_PROVIDED DATA_

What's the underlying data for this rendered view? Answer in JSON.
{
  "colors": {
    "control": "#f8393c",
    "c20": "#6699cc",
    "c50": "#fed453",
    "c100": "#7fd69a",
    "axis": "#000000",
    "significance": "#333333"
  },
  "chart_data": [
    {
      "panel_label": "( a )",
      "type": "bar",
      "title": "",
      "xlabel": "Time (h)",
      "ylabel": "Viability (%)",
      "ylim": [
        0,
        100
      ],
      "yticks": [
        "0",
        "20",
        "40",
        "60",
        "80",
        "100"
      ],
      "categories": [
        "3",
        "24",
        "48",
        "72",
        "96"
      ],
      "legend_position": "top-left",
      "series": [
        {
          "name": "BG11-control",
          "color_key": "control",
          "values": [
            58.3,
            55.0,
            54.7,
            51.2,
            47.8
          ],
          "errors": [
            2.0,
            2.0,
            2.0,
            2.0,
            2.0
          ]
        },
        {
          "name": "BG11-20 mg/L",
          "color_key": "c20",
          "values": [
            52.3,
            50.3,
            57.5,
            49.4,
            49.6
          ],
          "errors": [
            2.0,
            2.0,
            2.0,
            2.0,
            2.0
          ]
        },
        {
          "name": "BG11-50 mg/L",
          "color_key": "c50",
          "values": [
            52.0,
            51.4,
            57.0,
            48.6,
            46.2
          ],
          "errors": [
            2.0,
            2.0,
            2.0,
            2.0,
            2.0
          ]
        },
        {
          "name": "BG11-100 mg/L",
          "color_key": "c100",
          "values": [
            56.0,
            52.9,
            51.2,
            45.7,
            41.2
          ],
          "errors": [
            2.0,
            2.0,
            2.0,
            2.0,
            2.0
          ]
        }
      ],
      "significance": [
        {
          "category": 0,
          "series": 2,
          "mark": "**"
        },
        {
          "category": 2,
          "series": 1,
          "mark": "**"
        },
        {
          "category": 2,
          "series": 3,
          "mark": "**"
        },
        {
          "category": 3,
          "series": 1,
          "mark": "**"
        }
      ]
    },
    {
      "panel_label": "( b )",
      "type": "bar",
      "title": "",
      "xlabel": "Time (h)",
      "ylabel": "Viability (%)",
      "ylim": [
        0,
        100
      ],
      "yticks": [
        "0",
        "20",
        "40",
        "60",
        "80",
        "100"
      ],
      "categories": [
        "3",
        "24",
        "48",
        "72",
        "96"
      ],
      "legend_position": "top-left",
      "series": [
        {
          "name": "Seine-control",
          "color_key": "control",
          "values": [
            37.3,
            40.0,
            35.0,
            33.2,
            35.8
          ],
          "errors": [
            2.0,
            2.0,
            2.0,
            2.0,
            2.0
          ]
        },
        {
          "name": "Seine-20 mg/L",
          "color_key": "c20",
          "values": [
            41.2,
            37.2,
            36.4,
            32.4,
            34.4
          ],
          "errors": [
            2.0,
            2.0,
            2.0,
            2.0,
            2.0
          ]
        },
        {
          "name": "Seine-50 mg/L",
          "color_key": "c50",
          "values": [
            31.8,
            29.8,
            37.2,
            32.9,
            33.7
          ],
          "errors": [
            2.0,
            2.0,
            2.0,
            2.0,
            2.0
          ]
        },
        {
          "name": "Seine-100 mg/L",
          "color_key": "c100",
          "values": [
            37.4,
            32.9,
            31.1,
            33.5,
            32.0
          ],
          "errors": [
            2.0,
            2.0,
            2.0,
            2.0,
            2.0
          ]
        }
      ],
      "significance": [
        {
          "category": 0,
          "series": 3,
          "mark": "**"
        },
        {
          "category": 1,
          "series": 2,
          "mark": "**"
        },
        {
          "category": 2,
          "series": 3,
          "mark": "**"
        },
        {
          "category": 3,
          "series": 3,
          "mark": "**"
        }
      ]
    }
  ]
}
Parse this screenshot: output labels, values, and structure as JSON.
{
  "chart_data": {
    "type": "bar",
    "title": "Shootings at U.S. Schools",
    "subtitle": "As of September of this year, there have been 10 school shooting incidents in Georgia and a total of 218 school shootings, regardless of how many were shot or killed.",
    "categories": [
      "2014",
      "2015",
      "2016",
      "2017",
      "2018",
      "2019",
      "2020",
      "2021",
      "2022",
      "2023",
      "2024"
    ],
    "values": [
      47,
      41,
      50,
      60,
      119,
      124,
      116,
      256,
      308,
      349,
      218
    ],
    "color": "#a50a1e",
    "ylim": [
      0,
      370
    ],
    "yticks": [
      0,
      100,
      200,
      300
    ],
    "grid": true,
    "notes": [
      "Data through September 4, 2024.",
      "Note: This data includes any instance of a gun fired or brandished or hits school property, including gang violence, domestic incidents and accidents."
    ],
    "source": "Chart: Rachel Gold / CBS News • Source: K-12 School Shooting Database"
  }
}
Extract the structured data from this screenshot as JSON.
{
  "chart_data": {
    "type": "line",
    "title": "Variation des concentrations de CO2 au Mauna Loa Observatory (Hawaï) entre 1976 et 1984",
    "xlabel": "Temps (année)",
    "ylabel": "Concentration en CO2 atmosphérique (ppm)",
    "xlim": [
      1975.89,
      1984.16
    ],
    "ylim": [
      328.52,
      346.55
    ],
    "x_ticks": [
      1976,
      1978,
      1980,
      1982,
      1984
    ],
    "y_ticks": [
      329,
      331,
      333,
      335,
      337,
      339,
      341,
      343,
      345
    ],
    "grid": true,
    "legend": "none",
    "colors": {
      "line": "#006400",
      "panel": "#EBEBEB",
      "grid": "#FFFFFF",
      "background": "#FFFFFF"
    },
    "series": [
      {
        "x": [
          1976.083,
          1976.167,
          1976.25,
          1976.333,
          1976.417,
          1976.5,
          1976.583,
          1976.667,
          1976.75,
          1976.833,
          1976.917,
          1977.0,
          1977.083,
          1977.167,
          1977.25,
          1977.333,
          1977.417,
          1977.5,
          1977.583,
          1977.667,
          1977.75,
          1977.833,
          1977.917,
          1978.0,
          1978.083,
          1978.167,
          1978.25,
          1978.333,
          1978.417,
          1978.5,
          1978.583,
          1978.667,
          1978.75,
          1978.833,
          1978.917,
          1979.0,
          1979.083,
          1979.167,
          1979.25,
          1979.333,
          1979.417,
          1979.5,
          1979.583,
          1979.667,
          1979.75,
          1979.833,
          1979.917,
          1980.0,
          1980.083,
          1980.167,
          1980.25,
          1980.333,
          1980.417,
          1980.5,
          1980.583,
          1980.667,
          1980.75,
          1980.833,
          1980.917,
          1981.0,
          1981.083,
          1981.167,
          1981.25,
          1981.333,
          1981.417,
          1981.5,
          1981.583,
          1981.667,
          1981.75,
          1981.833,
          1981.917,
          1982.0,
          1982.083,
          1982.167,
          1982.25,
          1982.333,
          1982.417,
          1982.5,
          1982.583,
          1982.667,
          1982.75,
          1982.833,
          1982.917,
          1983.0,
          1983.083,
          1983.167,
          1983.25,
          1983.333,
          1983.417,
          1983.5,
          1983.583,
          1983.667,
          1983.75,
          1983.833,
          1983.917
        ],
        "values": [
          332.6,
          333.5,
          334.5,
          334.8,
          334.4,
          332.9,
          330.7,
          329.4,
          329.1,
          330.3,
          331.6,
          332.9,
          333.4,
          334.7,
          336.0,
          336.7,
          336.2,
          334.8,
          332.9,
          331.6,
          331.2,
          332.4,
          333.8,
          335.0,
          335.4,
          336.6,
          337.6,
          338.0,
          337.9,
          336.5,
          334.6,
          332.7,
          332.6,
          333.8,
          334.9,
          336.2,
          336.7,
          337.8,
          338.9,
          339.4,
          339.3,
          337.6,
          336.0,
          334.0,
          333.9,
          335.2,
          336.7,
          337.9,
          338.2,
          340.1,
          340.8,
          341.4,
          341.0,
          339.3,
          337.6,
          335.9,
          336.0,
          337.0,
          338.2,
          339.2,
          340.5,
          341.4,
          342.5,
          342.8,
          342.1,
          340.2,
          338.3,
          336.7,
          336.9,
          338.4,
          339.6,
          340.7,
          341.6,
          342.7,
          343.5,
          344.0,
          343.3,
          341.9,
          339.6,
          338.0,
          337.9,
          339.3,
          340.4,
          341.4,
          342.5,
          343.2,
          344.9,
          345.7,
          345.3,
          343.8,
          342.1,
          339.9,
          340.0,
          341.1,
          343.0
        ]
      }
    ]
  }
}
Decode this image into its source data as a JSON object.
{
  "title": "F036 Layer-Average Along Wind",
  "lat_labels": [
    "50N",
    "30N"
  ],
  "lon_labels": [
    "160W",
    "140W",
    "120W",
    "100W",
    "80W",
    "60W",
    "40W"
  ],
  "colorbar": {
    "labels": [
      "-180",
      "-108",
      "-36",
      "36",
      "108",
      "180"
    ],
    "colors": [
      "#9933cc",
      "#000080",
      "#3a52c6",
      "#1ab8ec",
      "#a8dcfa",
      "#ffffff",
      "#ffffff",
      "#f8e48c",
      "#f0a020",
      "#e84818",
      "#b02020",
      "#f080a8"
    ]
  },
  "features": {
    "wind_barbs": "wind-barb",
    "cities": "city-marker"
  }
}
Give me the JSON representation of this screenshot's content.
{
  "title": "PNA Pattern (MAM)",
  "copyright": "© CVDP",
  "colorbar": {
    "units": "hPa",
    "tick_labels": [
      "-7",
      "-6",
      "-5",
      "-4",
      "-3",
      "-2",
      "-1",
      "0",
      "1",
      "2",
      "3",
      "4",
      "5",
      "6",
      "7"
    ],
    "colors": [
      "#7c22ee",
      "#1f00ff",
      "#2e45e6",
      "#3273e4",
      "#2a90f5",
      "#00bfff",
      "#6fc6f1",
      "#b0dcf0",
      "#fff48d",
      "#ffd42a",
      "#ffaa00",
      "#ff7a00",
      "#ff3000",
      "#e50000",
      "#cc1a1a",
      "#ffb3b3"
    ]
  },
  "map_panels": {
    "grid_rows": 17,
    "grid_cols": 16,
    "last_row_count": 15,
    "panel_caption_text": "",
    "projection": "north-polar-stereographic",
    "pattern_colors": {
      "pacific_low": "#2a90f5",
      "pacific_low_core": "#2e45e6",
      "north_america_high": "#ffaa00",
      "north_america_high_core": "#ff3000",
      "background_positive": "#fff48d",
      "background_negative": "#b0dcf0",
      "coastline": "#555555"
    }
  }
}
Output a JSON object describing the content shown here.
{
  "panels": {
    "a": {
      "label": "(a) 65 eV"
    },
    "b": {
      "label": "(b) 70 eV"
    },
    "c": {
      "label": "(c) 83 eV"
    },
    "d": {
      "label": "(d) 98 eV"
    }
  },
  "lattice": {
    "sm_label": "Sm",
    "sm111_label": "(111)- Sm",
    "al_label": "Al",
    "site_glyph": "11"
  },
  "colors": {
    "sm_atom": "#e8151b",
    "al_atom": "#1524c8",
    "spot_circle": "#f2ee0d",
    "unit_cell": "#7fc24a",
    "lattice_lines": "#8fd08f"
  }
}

_JOB_
Of all the lines above, how many contain the word "JSON"? Give the number and nothing else.

_ANSWER TO THIS TASK_
6